» Brano

***

"Il carcere reprime, non rieduca" Stampa

di Gianni Cardinale


Avvenire, 9 novembre 2019

 

Il Papa: non c'è pena umana senza orizzonte. L'ergastolo? Discutibile e deve avere almeno uno sbocco. "I fratelli che hanno pagato non possono scontare un nuovo castigo sociale con il rifiuto e l'indifferenza".

"Non c'è una pena umana senza orizzonte. Nessuno può cambiare vita se non vede un orizzonte. E tante volte siamo abituati ad accecare gli sguardi dei nostri reclusi". Quindi "persino un ergastolo, che per me è discutibile, persino un ergastolo dovrebbe avere un orizzonte".

Lo ha sottolineato Papa Francesco nel discorso rivolto ai partecipanti all'incontro internazionale per i responsabili regionali e nazionali della pastorale carceraria, promosso dal Dicastero per il servizio dello sviluppo umano integrale, ricevuti in udienza ieri mattina.

Nel suo discorso, pronunciato in spagnolo e tradotto in italiano sull'Osservatore Romano, il Pontefice ha innanzitutto ricordato che quando ha incaricato il Dicastero "di rendere manifesta la preoccupazione della Chiesa per le persone in particolari situazioni di sofferenza", ha voluto "che si tenesse conto della realtà di tanti fratelli e sorelle detenuti".

***

» Dati forniti
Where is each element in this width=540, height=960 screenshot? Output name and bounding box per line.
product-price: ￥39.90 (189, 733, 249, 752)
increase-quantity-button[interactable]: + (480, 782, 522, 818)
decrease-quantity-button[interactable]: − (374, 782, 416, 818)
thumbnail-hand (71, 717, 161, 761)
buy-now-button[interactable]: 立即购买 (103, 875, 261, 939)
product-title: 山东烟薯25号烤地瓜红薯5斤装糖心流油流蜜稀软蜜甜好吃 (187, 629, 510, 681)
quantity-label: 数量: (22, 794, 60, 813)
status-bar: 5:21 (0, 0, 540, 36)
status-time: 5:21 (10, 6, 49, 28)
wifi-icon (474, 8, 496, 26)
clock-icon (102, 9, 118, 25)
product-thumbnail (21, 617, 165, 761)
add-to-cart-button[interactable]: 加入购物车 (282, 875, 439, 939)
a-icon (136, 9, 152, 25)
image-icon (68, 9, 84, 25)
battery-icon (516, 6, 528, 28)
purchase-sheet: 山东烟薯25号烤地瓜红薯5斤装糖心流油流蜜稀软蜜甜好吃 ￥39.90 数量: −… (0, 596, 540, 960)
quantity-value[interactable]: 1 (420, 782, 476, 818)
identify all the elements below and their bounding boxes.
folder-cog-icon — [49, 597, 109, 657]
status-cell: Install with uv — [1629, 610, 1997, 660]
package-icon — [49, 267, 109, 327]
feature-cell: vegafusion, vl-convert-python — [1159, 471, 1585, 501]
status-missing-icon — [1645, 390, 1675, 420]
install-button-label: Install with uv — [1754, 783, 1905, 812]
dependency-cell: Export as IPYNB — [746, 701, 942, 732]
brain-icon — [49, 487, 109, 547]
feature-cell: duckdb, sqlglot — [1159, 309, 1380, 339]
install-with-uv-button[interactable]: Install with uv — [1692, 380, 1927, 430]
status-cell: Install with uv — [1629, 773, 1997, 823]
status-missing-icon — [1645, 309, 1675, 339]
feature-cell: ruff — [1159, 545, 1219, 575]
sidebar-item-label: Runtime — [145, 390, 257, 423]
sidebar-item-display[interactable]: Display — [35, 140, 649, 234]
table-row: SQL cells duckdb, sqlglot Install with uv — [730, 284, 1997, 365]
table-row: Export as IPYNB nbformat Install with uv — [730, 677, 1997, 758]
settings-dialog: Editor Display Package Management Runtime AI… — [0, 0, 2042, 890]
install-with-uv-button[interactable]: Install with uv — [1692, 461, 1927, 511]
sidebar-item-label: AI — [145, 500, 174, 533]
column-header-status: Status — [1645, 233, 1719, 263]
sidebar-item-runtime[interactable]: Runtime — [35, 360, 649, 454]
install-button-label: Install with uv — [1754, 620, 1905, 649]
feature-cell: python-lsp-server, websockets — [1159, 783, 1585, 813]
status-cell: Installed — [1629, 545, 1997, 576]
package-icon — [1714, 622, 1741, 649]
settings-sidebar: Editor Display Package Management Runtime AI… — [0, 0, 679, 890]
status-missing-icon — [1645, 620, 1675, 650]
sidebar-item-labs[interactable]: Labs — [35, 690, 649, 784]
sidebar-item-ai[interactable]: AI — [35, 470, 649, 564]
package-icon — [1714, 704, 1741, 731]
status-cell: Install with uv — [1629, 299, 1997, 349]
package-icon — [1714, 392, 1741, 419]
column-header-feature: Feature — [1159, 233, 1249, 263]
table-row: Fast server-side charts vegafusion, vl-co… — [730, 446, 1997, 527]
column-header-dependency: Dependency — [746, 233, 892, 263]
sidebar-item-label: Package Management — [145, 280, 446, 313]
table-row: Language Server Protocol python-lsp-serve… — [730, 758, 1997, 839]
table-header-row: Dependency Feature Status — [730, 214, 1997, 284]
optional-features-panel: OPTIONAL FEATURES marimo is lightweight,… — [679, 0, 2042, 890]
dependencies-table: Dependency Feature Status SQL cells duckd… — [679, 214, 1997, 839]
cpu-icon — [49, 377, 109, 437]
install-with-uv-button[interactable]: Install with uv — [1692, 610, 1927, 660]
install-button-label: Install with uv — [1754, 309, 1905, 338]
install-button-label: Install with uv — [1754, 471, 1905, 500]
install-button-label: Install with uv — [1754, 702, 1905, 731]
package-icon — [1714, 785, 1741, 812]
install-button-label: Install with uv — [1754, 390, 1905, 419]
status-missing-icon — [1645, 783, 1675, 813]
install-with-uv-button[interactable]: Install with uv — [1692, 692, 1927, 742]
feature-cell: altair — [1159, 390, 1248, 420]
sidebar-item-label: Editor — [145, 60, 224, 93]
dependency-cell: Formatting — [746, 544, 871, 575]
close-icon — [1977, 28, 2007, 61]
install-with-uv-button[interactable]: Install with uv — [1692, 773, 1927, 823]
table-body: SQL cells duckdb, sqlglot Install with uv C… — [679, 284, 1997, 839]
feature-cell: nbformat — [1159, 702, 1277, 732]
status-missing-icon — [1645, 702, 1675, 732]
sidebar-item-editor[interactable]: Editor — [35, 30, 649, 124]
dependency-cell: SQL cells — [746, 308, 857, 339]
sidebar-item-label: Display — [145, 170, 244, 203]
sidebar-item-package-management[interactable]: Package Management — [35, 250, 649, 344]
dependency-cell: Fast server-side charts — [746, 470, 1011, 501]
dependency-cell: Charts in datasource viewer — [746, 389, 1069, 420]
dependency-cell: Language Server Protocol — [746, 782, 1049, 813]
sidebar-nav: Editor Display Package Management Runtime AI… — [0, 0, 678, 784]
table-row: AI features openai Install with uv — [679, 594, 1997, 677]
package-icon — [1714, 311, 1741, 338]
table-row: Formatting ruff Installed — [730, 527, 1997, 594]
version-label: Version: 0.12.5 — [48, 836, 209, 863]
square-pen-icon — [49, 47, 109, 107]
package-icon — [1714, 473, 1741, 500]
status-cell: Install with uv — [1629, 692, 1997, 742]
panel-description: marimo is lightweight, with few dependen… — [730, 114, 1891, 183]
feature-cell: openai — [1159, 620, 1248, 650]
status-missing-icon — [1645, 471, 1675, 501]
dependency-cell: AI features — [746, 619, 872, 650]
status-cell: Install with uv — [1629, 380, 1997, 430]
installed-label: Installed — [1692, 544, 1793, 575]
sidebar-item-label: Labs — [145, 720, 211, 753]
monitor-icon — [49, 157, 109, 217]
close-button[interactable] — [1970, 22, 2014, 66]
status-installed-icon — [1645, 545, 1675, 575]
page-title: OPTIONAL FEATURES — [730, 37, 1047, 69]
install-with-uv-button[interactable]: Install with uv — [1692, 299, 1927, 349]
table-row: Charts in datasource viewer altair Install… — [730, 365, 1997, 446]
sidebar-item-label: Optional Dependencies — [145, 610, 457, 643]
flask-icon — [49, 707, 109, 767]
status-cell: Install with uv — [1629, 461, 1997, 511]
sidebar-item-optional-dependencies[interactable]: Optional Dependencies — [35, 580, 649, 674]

***

» Consegna
Secondo il brano sul carcere, in quale lingua ha pronunciato il suo discorso Papa Francesco?

» Risposta
In spagnolo.